Data listing:
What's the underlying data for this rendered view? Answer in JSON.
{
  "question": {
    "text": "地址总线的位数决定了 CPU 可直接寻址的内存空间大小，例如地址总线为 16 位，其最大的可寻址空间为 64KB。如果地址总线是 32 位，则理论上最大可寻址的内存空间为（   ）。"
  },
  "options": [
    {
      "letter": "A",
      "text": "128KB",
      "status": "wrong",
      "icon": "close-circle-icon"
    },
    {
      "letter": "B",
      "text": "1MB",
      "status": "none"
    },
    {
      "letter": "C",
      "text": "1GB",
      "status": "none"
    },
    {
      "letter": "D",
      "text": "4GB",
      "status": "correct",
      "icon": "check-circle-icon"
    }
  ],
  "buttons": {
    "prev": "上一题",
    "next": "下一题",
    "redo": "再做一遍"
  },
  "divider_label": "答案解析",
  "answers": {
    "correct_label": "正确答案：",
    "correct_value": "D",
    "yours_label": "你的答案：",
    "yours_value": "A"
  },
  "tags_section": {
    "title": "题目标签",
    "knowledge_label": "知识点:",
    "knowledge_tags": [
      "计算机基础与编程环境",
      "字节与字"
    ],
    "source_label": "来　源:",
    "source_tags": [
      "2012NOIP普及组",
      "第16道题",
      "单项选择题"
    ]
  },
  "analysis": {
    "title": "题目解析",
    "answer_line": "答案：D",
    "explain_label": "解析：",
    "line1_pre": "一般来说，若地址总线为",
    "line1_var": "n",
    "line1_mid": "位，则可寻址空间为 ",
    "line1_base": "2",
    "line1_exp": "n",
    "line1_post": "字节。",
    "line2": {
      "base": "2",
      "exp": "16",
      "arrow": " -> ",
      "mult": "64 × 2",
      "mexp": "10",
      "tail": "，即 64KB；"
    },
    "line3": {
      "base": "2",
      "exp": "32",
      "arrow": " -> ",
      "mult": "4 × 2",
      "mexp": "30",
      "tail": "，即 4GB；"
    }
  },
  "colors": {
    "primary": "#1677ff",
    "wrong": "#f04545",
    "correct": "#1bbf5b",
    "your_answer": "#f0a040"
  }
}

The task: Return the listing above in full, character for character.

Answer to this problem:
What's the underlying data for this rendered view? Answer in JSON.
{
  "question": {
    "text": "地址总线的位数决定了 CPU 可直接寻址的内存空间大小，例如地址总线为 16 位，其最大的可寻址空间为 64KB。如果地址总线是 32 位，则理论上最大可寻址的内存空间为（   ）。"
  },
  "options": [
    {
      "letter": "A",
      "text": "128KB",
      "status": "wrong",
      "icon": "close-circle-icon"
    },
    {
      "letter": "B",
      "text": "1MB",
      "status": "none"
    },
    {
      "letter": "C",
      "text": "1GB",
      "status": "none"
    },
    {
      "letter": "D",
      "text": "4GB",
      "status": "correct",
      "icon": "check-circle-icon"
    }
  ],
  "buttons": {
    "prev": "上一题",
    "next": "下一题",
    "redo": "再做一遍"
  },
  "divider_label": "答案解析",
  "answers": {
    "correct_label": "正确答案：",
    "correct_value": "D",
    "yours_label": "你的答案：",
    "yours_value": "A"
  },
  "tags_section": {
    "title": "题目标签",
    "knowledge_label": "知识点:",
    "knowledge_tags": [
      "计算机基础与编程环境",
      "字节与字"
    ],
    "source_label": "来　源:",
    "source_tags": [
      "2012NOIP普及组",
      "第16道题",
      "单项选择题"
    ]
  },
  "analysis": {
    "title": "题目解析",
    "answer_line": "答案：D",
    "explain_label": "解析：",
    "line1_pre": "一般来说，若地址总线为",
    "line1_var": "n",
    "line1_mid": "位，则可寻址空间为 ",
    "line1_base": "2",
    "line1_exp": "n",
    "line1_post": "字节。",
    "line2": {
      "base": "2",
      "exp": "16",
      "arrow": " -> ",
      "mult": "64 × 2",
      "mexp": "10",
      "tail": "，即 64KB；"
    },
    "line3": {
      "base": "2",
      "exp": "32",
      "arrow": " -> ",
      "mult": "4 × 2",
      "mexp": "30",
      "tail": "，即 4GB；"
    }
  },
  "colors": {
    "primary": "#1677ff",
    "wrong": "#f04545",
    "correct": "#1bbf5b",
    "your_answer": "#f0a040"
  }
}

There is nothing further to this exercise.